• INSTRUCTIONS FOR THE TASK: In the listing below, locate the lines bearing the word "patient". Copy every one of them.
>> Begin DATA ENTRIES
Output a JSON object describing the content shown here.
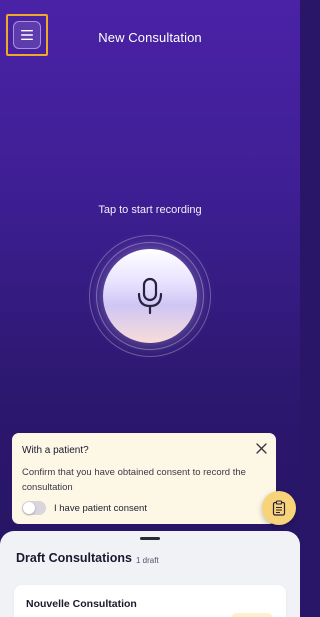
{
  "header": {
    "title": "New Consultation",
    "menu_icon": "hamburger-menu-icon"
  },
  "recorder": {
    "hint": "Tap to start recording",
    "mic_icon": "microphone-icon"
  },
  "consent_card": {
    "title": "With a patient?",
    "message": "Confirm that you have obtained consent to record the consultation",
    "toggle_label": "I have patient consent",
    "toggle_on": false,
    "close_icon": "close-icon"
  },
  "fab": {
    "icon": "clipboard-icon"
  },
  "drafts": {
    "title": "Draft Consultations",
    "count_label": "1 draft",
    "items": [
      {
        "name": "Nouvelle Consultation"
      }
    ]
  },
  "colors": {
    "background_top": "#4a22a6",
    "background_bottom": "#241460",
    "highlight_border": "#f0a827",
    "consent_card_bg": "#fdf7e6",
    "fab_bg": "#f7d479",
    "sheet_bg": "#f1f2f6"
  }
}
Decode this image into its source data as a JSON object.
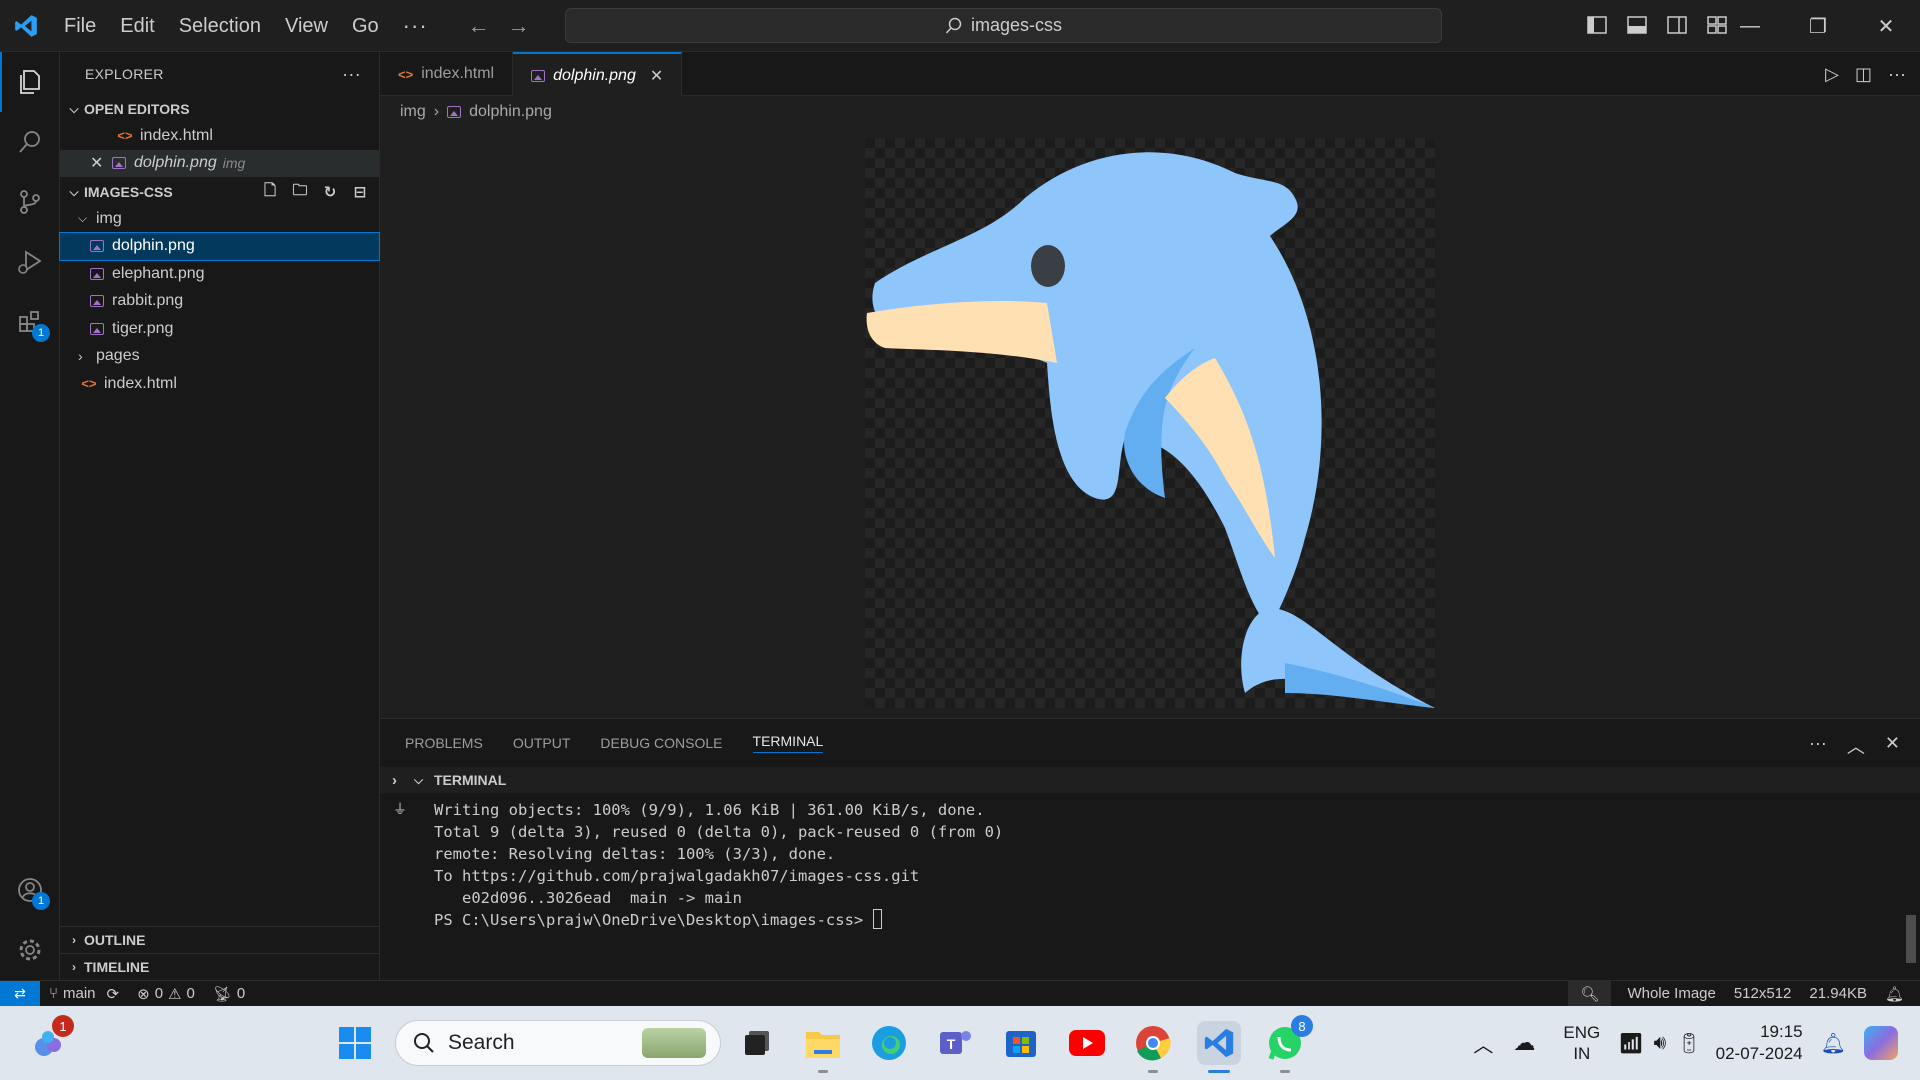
{
  "titlebar": {
    "menu": [
      "File",
      "Edit",
      "Selection",
      "View",
      "Go"
    ],
    "more": "···",
    "command_center": "images-css"
  },
  "activity_bar": {
    "extensions_badge": "1",
    "accounts_badge": "1"
  },
  "sidebar": {
    "header": "EXPLORER",
    "open_editors": {
      "title": "OPEN EDITORS",
      "items": [
        {
          "name": "index.html"
        },
        {
          "name": "dolphin.png",
          "folder": "img"
        }
      ]
    },
    "project": {
      "title": "IMAGES-CSS",
      "folder_img": "img",
      "img_files": [
        "dolphin.png",
        "elephant.png",
        "rabbit.png",
        "tiger.png"
      ],
      "folder_pages": "pages",
      "root_file": "index.html"
    },
    "outline": "OUTLINE",
    "timeline": "TIMELINE"
  },
  "editor": {
    "tabs": [
      {
        "label": "index.html"
      },
      {
        "label": "dolphin.png"
      }
    ],
    "breadcrumb": {
      "folder": "img",
      "file": "dolphin.png"
    }
  },
  "panel": {
    "tabs": [
      "PROBLEMS",
      "OUTPUT",
      "DEBUG CONSOLE",
      "TERMINAL"
    ],
    "terminal_title": "TERMINAL",
    "lines": [
      "Writing objects: 100% (9/9), 1.06 KiB | 361.00 KiB/s, done.",
      "Total 9 (delta 3), reused 0 (delta 0), pack-reused 0 (from 0)",
      "remote: Resolving deltas: 100% (3/3), done.",
      "To https://github.com/prajwalgadakh07/images-css.git",
      "   e02d096..3026ead  main -> main",
      "PS C:\\Users\\prajw\\OneDrive\\Desktop\\images-css> "
    ]
  },
  "statusbar": {
    "branch": "main",
    "errors": "0",
    "warnings": "0",
    "ports": "0",
    "zoom_label": "Whole Image",
    "dimensions": "512x512",
    "filesize": "21.94KB"
  },
  "taskbar": {
    "search_placeholder": "Search",
    "copilot_badge": "1",
    "whatsapp_badge": "8",
    "lang_top": "ENG",
    "lang_bottom": "IN",
    "time": "19:15",
    "date": "02-07-2024"
  },
  "colors": {
    "accent": "#0078d4",
    "dolphin_body": "#8ec5fb",
    "dolphin_belly": "#ffe0b3",
    "dolphin_shade": "#62aef0"
  }
}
>> End DATA ENTRIES
• SOLUTION BELOW:
    "title": "With a patient?",
    "toggle_label": "I have patient consent",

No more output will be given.